# Work required:
From the entries that follow, gather each line holding the word "type".

-- start of Record list --

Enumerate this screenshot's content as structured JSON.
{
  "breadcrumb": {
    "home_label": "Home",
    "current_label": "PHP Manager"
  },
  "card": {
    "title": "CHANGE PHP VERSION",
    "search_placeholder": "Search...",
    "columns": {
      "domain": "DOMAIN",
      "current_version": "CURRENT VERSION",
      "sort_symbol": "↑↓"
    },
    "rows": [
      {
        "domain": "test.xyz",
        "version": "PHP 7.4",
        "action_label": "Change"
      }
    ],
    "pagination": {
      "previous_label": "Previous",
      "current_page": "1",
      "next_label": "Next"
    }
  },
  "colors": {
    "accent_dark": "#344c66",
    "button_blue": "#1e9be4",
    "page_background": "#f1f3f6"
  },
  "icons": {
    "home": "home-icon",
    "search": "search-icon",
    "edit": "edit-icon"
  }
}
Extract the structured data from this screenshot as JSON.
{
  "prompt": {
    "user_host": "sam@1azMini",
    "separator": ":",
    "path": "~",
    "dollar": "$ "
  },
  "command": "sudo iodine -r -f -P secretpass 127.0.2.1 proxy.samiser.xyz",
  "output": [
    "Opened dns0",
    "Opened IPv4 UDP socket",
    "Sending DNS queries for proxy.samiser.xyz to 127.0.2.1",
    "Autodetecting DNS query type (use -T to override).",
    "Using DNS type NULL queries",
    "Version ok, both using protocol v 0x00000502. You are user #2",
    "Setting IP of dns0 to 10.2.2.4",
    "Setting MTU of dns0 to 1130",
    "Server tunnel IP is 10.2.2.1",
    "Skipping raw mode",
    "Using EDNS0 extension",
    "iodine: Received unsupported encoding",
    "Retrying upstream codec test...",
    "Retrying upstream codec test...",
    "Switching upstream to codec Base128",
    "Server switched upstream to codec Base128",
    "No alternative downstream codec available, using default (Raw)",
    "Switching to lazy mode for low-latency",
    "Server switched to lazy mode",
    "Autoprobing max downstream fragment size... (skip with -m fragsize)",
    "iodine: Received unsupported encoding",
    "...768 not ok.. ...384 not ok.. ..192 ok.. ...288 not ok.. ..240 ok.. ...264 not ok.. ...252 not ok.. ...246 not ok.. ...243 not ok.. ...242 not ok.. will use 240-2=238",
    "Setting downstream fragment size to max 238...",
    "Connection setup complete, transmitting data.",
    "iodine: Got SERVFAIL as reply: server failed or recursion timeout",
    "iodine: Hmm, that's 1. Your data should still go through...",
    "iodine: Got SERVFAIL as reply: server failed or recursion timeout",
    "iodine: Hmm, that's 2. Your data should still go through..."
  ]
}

-- end of Record list --

# Full response:
    "Autodetecting DNS query type (use -T to override).",
    "Using DNS type NULL queries",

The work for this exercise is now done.